### [Data lines]
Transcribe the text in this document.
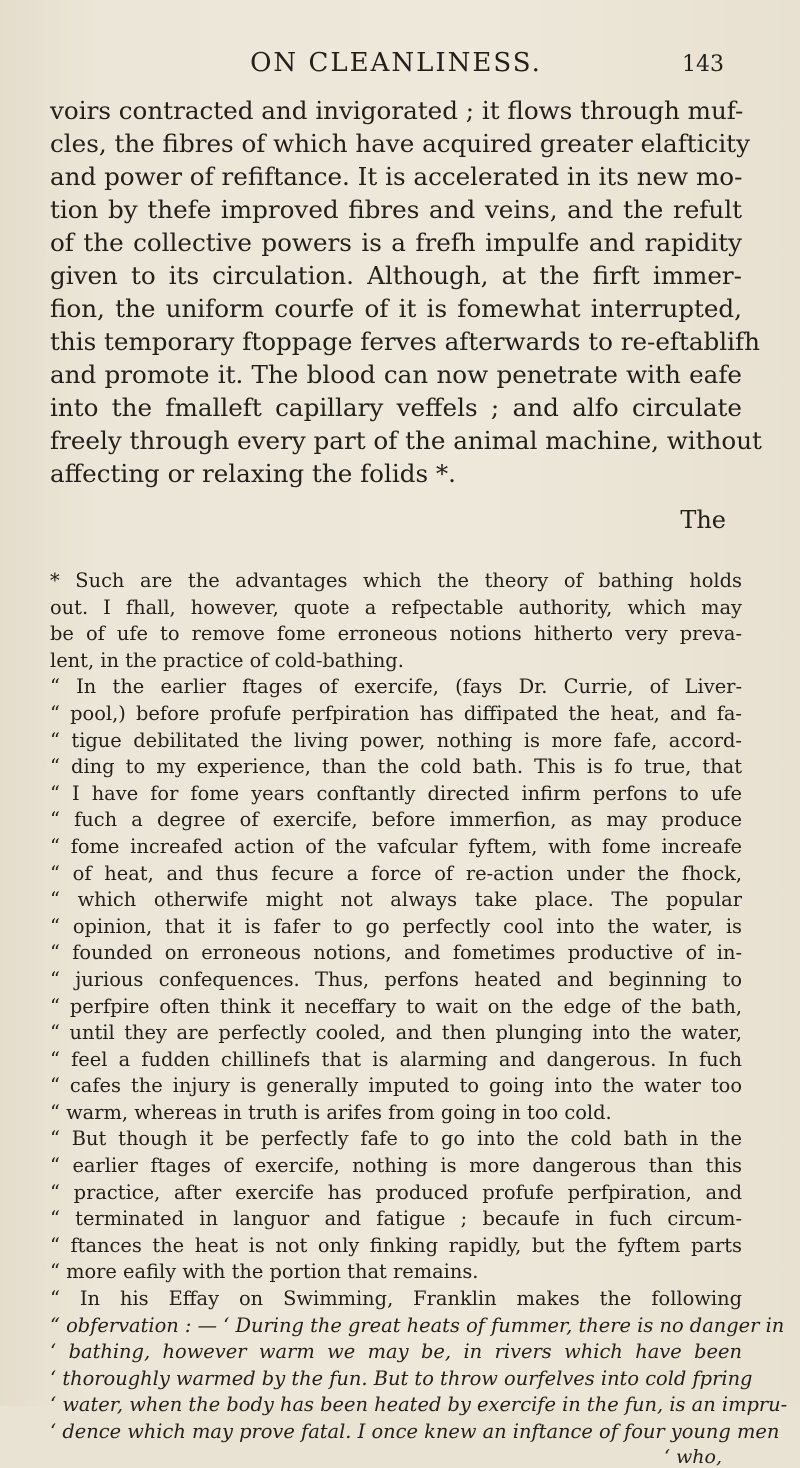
ON CLEANLINESS.	143

voirs contracted and invigorated ; it flows through muf-
cles, the fibres of which have acquired greater elafticity
and power of refiftance. It is accelerated in its new mo-
tion by thefe improved fibres and veins, and the refult
of the collective powers is a frefh impulfe and rapidity
given to its circulation. Although, at the firft immer-
fion, the uniform courfe of it is fomewhat interrupted,
this temporary ftoppage ferves afterwards to re-eftablifh
and promote it. The blood can now penetrate with eafe
into the fmalleft capillary veffels ; and alfo circulate
freely through every part of the animal machine, without
affecting or relaxing the folids *.

The
* Such are the advantages which the theory of bathing holds
out. I fhall, however, quote a refpectable authority, which may
be of ufe to remove fome erroneous notions hitherto very preva-
lent, in the practice of cold-bathing.
“ In the earlier ftages of exercife, (fays Dr. Currie, of Liver-
“ pool,) before profufe perfpiration has diffipated the heat, and fa-
“ tigue debilitated the living power, nothing is more fafe, accord-
“ ding to my experience, than the cold bath. This is fo true, that
“ I have for fome years conftantly directed infirm perfons to ufe
“ fuch a degree of exercife, before immerfion, as may produce
“ fome increafed action of the vafcular fyftem, with fome increafe
“ of heat, and thus fecure a force of re-action under the fhock,
“ which otherwife might not always take place. The popular
“ opinion, that it is fafer to go perfectly cool into the water, is
“ founded on erroneous notions, and fometimes productive of in-
“ jurious confequences. Thus, perfons heated and beginning to
“ perfpire often think it neceffary to wait on the edge of the bath,
“ until they are perfectly cooled, and then plunging into the water,
“ feel a fudden chillinefs that is alarming and dangerous. In fuch
“ cafes the injury is generally imputed to going into the water too
“ warm, whereas in truth is arifes from going in too cold.
“ But though it be perfectly fafe to go into the cold bath in the
“ earlier ftages of exercife, nothing is more dangerous than this
“ practice, after exercife has produced profufe perfpiration, and
“ terminated in languor and fatigue ; becaufe in fuch circum-
“ ftances the heat is not only finking rapidly, but the fyftem parts
“ more eafily with the portion that remains.
“ In his Effay on Swimming, Franklin makes the following
“ obfervation : — ‘ During the great heats of fummer, there is no danger in
‘ bathing, however warm we may be, in rivers which have been
‘ thoroughly warmed by the fun. But to throw ourfelves into cold fpring
‘ water, when the body has been heated by exercife in the fun, is an impru-
‘ dence which may prove fatal. I once knew an inftance of four young men
‘ who,
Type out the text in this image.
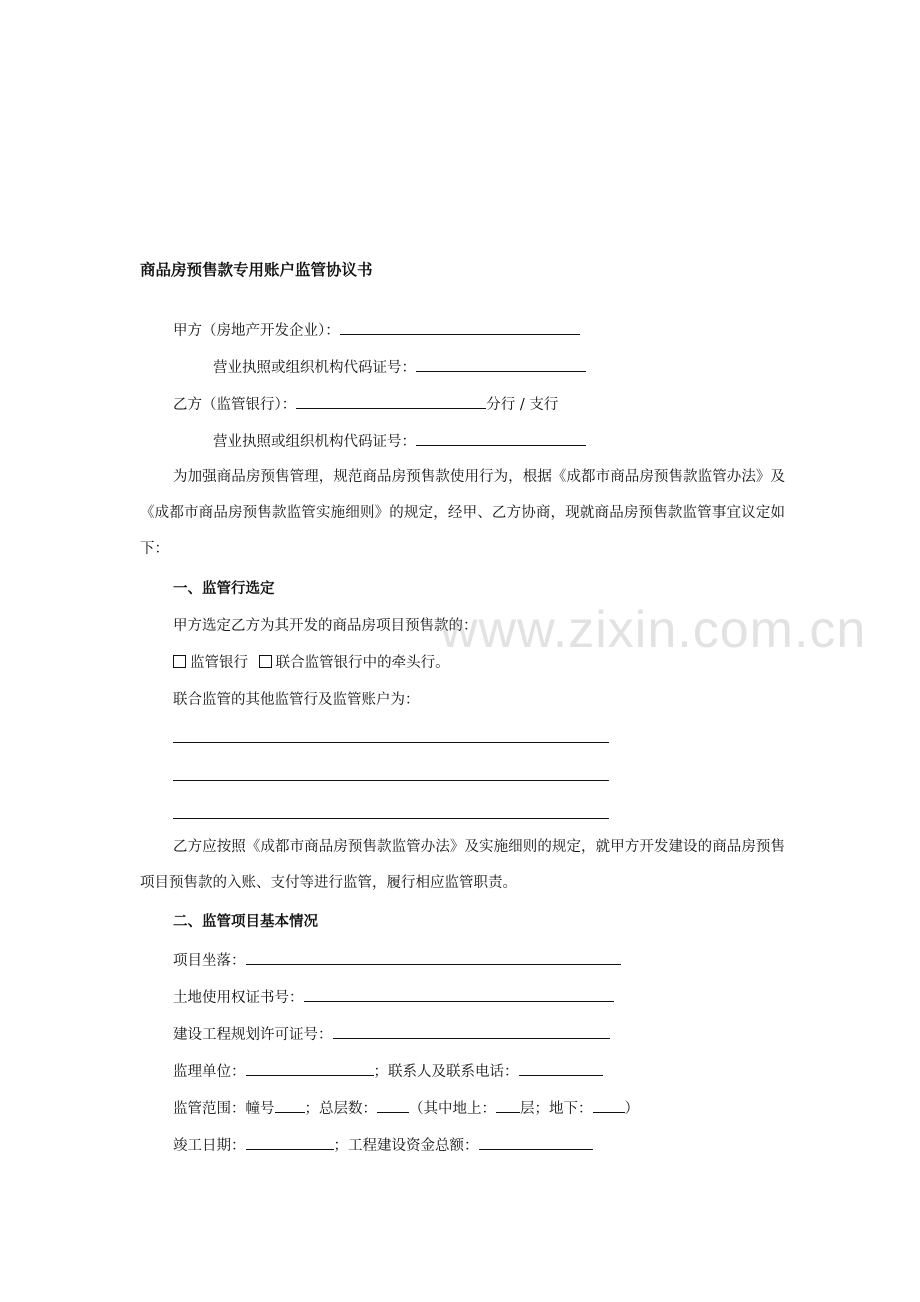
商品房预售款专用账户监管协议书
甲方（房地产开发企业）：
营业执照或组织机构代码证号：
乙方（监管银行）：	分行 / 支行
营业执照或组织机构代码证号：
为加强商品房预售管理，规范商品房预售款使用行为，根据《成都市商品房预售款监管办法》及《成都市商品房预售款监管实施细则》的规定，经甲、乙方协商，现就商品房预售款监管事宜议定如下：
一、监管行选定
甲方选定乙方为其开发的商品房项目预售款的：
监管银行 联合监管银行中的牵头行。
联合监管的其他监管行及监管账户为：
乙方应按照《成都市商品房预售款监管办法》及实施细则的规定，就甲方开发建设的商品房预售项目预售款的入账、支付等进行监管，履行相应监管职责。
二、监管项目基本情况
项目坐落：
土地使用权证书号：
建设工程规划许可证号：
监理单位：	；联系人及联系电话：
监管范围：幢号 ；总层数： （其中地上： 层；地下： ）
竣工日期：	；工程建设资金总额：
www.zixin.com.cn
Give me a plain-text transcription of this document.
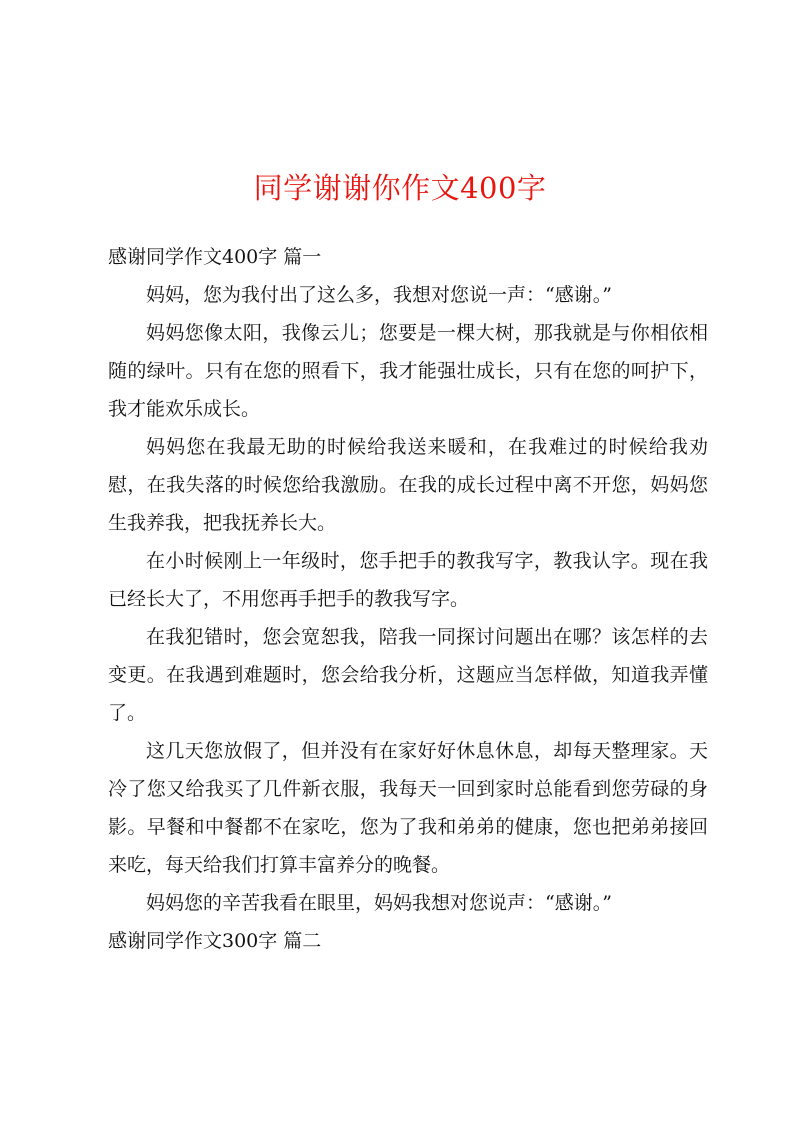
同学谢谢你作文400字

感谢同学作文400字 篇一

妈妈，您为我付出了这么多，我想对您说一声：“感谢。”

妈妈您像太阳，我像云儿；您要是一棵大树，那我就是与你相依相随的绿叶。只有在您的照看下，我才能强壮成长，只有在您的呵护下，我才能欢乐成长。

妈妈您在我最无助的时候给我送来暖和，在我难过的时候给我劝慰，在我失落的时候您给我激励。在我的成长过程中离不开您，妈妈您生我养我，把我抚养长大。

在小时候刚上一年级时，您手把手的教我写字，教我认字。现在我已经长大了，不用您再手把手的教我写字。

在我犯错时，您会宽恕我，陪我一同探讨问题出在哪？该怎样的去变更。在我遇到难题时，您会给我分析，这题应当怎样做，知道我弄懂了。

这几天您放假了，但并没有在家好好休息休息，却每天整理家。天冷了您又给我买了几件新衣服，我每天一回到家时总能看到您劳碌的身影。早餐和中餐都不在家吃，您为了我和弟弟的健康，您也把弟弟接回来吃，每天给我们打算丰富养分的晚餐。

妈妈您的辛苦我看在眼里，妈妈我想对您说声：“感谢。”

感谢同学作文300字 篇二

### [Problem description]
Pull out all lines of the data with the string "however".

### [The response]
out. I fhall, however, quote a refpectable authority, which may
‘ bathing, however warm we may be, in rivers which have been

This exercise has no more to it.